All of the records listed below should be retyped exactly.
::: Supplied entries :::
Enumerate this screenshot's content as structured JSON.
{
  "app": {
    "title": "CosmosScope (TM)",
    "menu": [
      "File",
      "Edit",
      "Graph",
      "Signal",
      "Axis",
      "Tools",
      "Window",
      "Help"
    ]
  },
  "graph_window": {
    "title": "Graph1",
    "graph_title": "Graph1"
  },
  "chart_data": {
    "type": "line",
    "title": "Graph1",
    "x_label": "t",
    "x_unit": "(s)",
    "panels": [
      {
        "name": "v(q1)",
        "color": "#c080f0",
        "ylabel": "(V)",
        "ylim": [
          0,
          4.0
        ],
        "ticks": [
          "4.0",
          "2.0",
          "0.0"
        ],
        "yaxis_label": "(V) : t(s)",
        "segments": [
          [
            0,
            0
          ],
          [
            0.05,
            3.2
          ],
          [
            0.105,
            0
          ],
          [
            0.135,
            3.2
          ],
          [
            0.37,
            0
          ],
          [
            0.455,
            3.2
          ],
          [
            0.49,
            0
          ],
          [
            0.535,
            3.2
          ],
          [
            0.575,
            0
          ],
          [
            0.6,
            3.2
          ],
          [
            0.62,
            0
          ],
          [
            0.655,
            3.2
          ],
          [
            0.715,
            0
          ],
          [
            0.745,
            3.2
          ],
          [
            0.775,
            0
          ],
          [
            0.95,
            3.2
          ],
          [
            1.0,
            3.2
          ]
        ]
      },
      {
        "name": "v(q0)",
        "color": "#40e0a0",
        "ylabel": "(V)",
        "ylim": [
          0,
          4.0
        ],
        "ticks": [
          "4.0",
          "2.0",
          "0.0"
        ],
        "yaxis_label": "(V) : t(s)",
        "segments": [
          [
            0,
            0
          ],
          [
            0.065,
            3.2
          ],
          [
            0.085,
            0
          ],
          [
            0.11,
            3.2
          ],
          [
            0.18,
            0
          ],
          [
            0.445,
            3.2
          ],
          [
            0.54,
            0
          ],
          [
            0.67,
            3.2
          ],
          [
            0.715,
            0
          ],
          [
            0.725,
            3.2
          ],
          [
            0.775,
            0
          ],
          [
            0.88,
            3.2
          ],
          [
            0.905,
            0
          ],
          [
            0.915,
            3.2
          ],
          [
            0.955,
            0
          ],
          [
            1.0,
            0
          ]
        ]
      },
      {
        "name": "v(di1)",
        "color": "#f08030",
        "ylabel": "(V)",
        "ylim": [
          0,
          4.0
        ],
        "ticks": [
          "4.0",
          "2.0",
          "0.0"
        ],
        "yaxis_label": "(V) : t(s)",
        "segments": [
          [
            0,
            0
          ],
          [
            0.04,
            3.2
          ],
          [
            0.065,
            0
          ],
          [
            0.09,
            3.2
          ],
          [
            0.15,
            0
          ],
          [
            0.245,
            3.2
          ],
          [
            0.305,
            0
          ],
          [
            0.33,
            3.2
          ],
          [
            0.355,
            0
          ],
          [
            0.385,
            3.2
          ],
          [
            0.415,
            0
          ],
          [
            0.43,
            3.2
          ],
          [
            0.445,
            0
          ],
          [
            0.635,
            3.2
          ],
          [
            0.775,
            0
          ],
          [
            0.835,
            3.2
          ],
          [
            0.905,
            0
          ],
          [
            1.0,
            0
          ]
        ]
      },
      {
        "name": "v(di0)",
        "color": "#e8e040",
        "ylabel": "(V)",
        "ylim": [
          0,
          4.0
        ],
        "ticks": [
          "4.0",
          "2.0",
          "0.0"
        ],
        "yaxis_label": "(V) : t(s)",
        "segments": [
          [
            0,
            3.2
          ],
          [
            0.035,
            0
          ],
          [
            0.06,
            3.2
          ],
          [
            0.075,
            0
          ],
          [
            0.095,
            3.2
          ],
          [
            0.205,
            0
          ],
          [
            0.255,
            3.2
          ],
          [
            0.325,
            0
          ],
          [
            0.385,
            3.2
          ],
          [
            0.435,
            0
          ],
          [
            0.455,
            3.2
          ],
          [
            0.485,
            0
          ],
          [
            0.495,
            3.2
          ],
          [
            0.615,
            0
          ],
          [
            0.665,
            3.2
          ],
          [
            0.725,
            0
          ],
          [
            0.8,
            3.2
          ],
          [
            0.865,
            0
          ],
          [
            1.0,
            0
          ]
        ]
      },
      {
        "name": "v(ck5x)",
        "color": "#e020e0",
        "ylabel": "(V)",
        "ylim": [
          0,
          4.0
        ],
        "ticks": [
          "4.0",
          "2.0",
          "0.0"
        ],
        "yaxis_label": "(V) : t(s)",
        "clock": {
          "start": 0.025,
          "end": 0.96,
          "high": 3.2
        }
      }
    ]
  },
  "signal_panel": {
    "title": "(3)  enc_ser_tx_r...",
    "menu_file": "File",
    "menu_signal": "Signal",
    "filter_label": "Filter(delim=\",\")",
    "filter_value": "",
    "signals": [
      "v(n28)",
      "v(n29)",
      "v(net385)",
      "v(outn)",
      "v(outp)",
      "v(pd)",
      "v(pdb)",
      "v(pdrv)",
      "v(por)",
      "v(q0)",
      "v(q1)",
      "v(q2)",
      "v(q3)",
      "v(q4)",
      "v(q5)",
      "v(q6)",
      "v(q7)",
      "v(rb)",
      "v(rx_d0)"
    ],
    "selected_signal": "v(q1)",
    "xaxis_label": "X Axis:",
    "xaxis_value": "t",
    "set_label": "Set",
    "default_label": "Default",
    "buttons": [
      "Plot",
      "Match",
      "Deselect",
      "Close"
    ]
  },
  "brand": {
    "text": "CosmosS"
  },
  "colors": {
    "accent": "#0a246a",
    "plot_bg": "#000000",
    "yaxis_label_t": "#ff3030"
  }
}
:::
Task response:
Enumerate this screenshot's content as structured JSON.
{
  "app": {
    "title": "CosmosScope (TM)",
    "menu": [
      "File",
      "Edit",
      "Graph",
      "Signal",
      "Axis",
      "Tools",
      "Window",
      "Help"
    ]
  },
  "graph_window": {
    "title": "Graph1",
    "graph_title": "Graph1"
  },
  "chart_data": {
    "type": "line",
    "title": "Graph1",
    "x_label": "t",
    "x_unit": "(s)",
    "panels": [
      {
        "name": "v(q1)",
        "color": "#c080f0",
        "ylabel": "(V)",
        "ylim": [
          0,
          4.0
        ],
        "ticks": [
          "4.0",
          "2.0",
          "0.0"
        ],
        "yaxis_label": "(V) : t(s)",
        "segments": [
          [
            0,
            0
          ],
          [
            0.05,
            3.2
          ],
          [
            0.105,
            0
          ],
          [
            0.135,
            3.2
          ],
          [
            0.37,
            0
          ],
          [
            0.455,
            3.2
          ],
          [
            0.49,
            0
          ],
          [
            0.535,
            3.2
          ],
          [
            0.575,
            0
          ],
          [
            0.6,
            3.2
          ],
          [
            0.62,
            0
          ],
          [
            0.655,
            3.2
          ],
          [
            0.715,
            0
          ],
          [
            0.745,
            3.2
          ],
          [
            0.775,
            0
          ],
          [
            0.95,
            3.2
          ],
          [
            1.0,
            3.2
          ]
        ]
      },
      {
        "name": "v(q0)",
        "color": "#40e0a0",
        "ylabel": "(V)",
        "ylim": [
          0,
          4.0
        ],
        "ticks": [
          "4.0",
          "2.0",
          "0.0"
        ],
        "yaxis_label": "(V) : t(s)",
        "segments": [
          [
            0,
            0
          ],
          [
            0.065,
            3.2
          ],
          [
            0.085,
            0
          ],
          [
            0.11,
            3.2
          ],
          [
            0.18,
            0
          ],
          [
            0.445,
            3.2
          ],
          [
            0.54,
            0
          ],
          [
            0.67,
            3.2
          ],
          [
            0.715,
            0
          ],
          [
            0.725,
            3.2
          ],
          [
            0.775,
            0
          ],
          [
            0.88,
            3.2
          ],
          [
            0.905,
            0
          ],
          [
            0.915,
            3.2
          ],
          [
            0.955,
            0
          ],
          [
            1.0,
            0
          ]
        ]
      },
      {
        "name": "v(di1)",
        "color": "#f08030",
        "ylabel": "(V)",
        "ylim": [
          0,
          4.0
        ],
        "ticks": [
          "4.0",
          "2.0",
          "0.0"
        ],
        "yaxis_label": "(V) : t(s)",
        "segments": [
          [
            0,
            0
          ],
          [
            0.04,
            3.2
          ],
          [
            0.065,
            0
          ],
          [
            0.09,
            3.2
          ],
          [
            0.15,
            0
          ],
          [
            0.245,
            3.2
          ],
          [
            0.305,
            0
          ],
          [
            0.33,
            3.2
          ],
          [
            0.355,
            0
          ],
          [
            0.385,
            3.2
          ],
          [
            0.415,
            0
          ],
          [
            0.43,
            3.2
          ],
          [
            0.445,
            0
          ],
          [
            0.635,
            3.2
          ],
          [
            0.775,
            0
          ],
          [
            0.835,
            3.2
          ],
          [
            0.905,
            0
          ],
          [
            1.0,
            0
          ]
        ]
      },
      {
        "name": "v(di0)",
        "color": "#e8e040",
        "ylabel": "(V)",
        "ylim": [
          0,
          4.0
        ],
        "ticks": [
          "4.0",
          "2.0",
          "0.0"
        ],
        "yaxis_label": "(V) : t(s)",
        "segments": [
          [
            0,
            3.2
          ],
          [
            0.035,
            0
          ],
          [
            0.06,
            3.2
          ],
          [
            0.075,
            0
          ],
          [
            0.095,
            3.2
          ],
          [
            0.205,
            0
          ],
          [
            0.255,
            3.2
          ],
          [
            0.325,
            0
          ],
          [
            0.385,
            3.2
          ],
          [
            0.435,
            0
          ],
          [
            0.455,
            3.2
          ],
          [
            0.485,
            0
          ],
          [
            0.495,
            3.2
          ],
          [
            0.615,
            0
          ],
          [
            0.665,
            3.2
          ],
          [
            0.725,
            0
          ],
          [
            0.8,
            3.2
          ],
          [
            0.865,
            0
          ],
          [
            1.0,
            0
          ]
        ]
      },
      {
        "name": "v(ck5x)",
        "color": "#e020e0",
        "ylabel": "(V)",
        "ylim": [
          0,
          4.0
        ],
        "ticks": [
          "4.0",
          "2.0",
          "0.0"
        ],
        "yaxis_label": "(V) : t(s)",
        "clock": {
          "start": 0.025,
          "end": 0.96,
          "high": 3.2
        }
      }
    ]
  },
  "signal_panel": {
    "title": "(3)  enc_ser_tx_r...",
    "menu_file": "File",
    "menu_signal": "Signal",
    "filter_label": "Filter(delim=\",\")",
    "filter_value": "",
    "signals": [
      "v(n28)",
      "v(n29)",
      "v(net385)",
      "v(outn)",
      "v(outp)",
      "v(pd)",
      "v(pdb)",
      "v(pdrv)",
      "v(por)",
      "v(q0)",
      "v(q1)",
      "v(q2)",
      "v(q3)",
      "v(q4)",
      "v(q5)",
      "v(q6)",
      "v(q7)",
      "v(rb)",
      "v(rx_d0)"
    ],
    "selected_signal": "v(q1)",
    "xaxis_label": "X Axis:",
    "xaxis_value": "t",
    "set_label": "Set",
    "default_label": "Default",
    "buttons": [
      "Plot",
      "Match",
      "Deselect",
      "Close"
    ]
  },
  "brand": {
    "text": "CosmosS"
  },
  "colors": {
    "accent": "#0a246a",
    "plot_bg": "#000000",
    "yaxis_label_t": "#ff3030"
  }
}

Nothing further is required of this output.